## TASK OBJECTIVE
Show each line of the data below that has the string "County" in it.

Stored data
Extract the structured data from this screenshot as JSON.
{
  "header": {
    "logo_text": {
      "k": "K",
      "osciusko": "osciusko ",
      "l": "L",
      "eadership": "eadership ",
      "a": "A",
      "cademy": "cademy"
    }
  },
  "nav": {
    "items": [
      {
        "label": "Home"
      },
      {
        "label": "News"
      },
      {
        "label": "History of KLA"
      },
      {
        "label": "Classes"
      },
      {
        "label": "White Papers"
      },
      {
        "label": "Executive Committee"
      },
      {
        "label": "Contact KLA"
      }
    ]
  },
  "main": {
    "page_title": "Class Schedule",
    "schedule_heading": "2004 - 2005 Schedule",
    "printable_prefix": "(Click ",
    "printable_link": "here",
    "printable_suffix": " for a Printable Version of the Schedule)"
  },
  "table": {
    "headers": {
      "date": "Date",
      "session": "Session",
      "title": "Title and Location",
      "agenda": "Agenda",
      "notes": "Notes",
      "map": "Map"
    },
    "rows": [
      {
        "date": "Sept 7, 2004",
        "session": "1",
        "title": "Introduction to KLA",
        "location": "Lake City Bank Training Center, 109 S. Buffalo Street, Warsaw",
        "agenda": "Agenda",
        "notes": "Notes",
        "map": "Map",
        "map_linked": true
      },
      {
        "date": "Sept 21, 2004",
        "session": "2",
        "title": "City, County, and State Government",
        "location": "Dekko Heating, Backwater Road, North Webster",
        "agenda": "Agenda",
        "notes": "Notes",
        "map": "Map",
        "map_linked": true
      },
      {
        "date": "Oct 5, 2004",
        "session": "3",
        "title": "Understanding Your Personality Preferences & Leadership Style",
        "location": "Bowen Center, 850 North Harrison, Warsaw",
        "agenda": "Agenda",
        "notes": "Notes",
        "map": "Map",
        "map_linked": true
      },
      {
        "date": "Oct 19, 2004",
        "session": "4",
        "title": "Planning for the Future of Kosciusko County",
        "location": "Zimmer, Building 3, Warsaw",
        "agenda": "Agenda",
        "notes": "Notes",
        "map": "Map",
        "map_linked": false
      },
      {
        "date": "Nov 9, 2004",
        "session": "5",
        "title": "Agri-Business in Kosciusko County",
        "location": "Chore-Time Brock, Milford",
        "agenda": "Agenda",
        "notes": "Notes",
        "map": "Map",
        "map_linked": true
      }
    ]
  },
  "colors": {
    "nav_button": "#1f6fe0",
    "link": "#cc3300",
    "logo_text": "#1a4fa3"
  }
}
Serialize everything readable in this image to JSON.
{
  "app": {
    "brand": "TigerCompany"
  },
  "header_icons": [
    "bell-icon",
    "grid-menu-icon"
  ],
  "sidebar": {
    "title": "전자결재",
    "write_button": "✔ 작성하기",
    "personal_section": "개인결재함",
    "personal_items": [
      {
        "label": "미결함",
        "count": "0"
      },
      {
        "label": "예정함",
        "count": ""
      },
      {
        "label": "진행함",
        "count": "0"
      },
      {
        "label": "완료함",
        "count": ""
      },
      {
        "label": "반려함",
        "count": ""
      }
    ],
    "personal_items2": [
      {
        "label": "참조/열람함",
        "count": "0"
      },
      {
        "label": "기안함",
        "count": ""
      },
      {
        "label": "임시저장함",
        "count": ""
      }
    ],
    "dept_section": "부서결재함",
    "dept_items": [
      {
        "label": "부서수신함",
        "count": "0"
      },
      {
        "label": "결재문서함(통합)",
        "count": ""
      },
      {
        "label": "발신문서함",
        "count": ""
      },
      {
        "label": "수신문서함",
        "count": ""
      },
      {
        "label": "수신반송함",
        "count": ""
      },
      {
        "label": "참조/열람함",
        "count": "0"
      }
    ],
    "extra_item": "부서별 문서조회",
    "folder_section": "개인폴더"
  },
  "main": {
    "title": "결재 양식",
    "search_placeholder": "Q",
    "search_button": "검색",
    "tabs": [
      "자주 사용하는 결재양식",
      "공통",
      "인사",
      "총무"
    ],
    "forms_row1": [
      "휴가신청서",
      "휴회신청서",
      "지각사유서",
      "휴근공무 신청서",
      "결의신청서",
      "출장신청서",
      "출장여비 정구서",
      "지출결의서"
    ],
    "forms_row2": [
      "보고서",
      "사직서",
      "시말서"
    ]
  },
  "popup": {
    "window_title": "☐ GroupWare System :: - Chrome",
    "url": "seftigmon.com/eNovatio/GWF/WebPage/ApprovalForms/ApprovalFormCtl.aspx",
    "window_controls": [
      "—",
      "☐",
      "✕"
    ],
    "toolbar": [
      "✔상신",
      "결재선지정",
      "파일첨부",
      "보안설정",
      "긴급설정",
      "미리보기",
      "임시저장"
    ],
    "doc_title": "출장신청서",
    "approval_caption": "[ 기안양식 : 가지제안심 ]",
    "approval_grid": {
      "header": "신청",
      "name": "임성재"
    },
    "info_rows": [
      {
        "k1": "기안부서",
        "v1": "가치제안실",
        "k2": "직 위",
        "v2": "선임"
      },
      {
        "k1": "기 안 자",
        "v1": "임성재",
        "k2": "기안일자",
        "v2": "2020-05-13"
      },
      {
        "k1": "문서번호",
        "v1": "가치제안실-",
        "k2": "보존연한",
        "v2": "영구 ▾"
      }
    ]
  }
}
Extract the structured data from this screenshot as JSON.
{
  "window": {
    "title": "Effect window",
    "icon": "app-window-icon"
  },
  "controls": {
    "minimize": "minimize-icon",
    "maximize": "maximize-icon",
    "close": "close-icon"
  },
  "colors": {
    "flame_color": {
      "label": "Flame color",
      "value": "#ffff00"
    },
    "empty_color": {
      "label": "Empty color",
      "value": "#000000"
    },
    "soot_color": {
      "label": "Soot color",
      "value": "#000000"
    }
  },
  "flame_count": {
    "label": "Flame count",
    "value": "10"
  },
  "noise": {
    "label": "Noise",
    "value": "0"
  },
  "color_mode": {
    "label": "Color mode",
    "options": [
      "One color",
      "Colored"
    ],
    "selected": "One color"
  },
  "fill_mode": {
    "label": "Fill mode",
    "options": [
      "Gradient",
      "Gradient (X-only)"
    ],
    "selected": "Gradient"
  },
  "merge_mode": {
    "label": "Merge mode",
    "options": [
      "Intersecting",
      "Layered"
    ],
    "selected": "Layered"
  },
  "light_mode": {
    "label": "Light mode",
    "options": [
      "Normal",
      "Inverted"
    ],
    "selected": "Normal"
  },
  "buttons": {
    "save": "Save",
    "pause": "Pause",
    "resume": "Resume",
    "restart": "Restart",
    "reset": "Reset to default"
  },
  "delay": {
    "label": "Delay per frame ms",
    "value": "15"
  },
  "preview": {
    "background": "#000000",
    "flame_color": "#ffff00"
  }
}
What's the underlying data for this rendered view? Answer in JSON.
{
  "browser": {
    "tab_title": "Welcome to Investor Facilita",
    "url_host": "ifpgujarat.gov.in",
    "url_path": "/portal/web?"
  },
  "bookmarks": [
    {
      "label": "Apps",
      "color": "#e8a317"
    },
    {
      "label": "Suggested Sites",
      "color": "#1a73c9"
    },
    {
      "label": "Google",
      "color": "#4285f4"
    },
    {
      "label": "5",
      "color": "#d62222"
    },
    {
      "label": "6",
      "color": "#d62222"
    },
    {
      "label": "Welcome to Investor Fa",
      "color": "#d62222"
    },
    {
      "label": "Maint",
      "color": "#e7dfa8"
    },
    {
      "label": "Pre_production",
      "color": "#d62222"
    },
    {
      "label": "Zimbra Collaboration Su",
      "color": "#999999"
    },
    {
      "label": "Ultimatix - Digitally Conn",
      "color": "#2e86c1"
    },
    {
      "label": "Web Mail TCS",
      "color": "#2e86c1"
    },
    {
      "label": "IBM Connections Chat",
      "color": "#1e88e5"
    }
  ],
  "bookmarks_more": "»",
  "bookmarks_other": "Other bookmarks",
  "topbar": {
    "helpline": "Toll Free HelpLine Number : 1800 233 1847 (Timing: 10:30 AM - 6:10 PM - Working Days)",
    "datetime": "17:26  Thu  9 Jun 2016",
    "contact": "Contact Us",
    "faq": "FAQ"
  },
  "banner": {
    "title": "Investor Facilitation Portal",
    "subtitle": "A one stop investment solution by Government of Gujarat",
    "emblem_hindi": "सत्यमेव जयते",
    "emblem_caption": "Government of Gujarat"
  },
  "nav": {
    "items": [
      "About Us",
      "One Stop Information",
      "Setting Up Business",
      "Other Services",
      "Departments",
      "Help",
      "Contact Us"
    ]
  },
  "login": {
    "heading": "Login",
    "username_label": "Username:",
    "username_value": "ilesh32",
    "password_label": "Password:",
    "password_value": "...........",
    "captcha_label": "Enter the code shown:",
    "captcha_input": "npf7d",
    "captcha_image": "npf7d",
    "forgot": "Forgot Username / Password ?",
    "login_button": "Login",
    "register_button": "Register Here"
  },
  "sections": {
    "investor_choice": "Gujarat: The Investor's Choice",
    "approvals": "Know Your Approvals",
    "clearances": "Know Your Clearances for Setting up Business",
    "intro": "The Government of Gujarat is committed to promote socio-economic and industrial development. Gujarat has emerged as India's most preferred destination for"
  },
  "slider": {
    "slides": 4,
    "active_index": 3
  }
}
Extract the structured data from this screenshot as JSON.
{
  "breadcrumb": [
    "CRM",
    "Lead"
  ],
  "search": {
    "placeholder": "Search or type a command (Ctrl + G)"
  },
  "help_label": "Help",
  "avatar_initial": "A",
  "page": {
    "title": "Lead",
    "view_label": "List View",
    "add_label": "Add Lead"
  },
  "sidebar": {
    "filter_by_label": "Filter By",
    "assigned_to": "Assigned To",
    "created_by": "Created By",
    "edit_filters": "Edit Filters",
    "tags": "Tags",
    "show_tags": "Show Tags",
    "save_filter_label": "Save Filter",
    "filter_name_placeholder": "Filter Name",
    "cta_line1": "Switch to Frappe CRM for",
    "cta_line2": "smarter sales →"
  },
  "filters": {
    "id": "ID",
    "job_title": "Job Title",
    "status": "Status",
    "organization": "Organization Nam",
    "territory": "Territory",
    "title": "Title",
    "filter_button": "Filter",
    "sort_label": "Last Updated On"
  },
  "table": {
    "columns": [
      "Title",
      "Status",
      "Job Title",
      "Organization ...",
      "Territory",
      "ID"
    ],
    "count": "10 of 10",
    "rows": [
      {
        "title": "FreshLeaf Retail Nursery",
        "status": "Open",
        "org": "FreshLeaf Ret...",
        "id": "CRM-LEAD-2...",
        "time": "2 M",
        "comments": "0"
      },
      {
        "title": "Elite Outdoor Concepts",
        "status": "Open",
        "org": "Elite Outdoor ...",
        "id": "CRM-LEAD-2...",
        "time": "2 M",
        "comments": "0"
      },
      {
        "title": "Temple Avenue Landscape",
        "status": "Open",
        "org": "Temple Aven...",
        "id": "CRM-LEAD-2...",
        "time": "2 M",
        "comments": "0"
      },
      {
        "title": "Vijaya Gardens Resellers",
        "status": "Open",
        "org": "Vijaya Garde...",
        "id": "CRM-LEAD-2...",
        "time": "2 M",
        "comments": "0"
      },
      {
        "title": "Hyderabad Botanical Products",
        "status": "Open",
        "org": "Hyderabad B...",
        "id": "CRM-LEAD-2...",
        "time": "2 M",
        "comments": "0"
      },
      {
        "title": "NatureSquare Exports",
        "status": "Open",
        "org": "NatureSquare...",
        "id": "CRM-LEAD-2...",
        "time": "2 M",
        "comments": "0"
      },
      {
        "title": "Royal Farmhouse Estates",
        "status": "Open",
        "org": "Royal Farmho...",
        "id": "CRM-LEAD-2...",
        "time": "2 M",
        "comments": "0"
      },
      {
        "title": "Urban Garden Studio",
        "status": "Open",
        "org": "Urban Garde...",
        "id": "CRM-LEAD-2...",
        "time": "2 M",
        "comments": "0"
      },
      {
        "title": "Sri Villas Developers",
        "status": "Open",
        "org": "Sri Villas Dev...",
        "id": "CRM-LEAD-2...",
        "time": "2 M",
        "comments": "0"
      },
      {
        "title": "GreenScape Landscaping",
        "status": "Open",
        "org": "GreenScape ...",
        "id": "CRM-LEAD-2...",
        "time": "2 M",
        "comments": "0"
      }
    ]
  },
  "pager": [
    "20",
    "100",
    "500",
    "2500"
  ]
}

## SOLUTION TO THIS EXERCISE
        "title": "City, County, and State Government",
        "title": "Planning for the Future of Kosciusko County",
        "title": "Agri-Business in Kosciusko County",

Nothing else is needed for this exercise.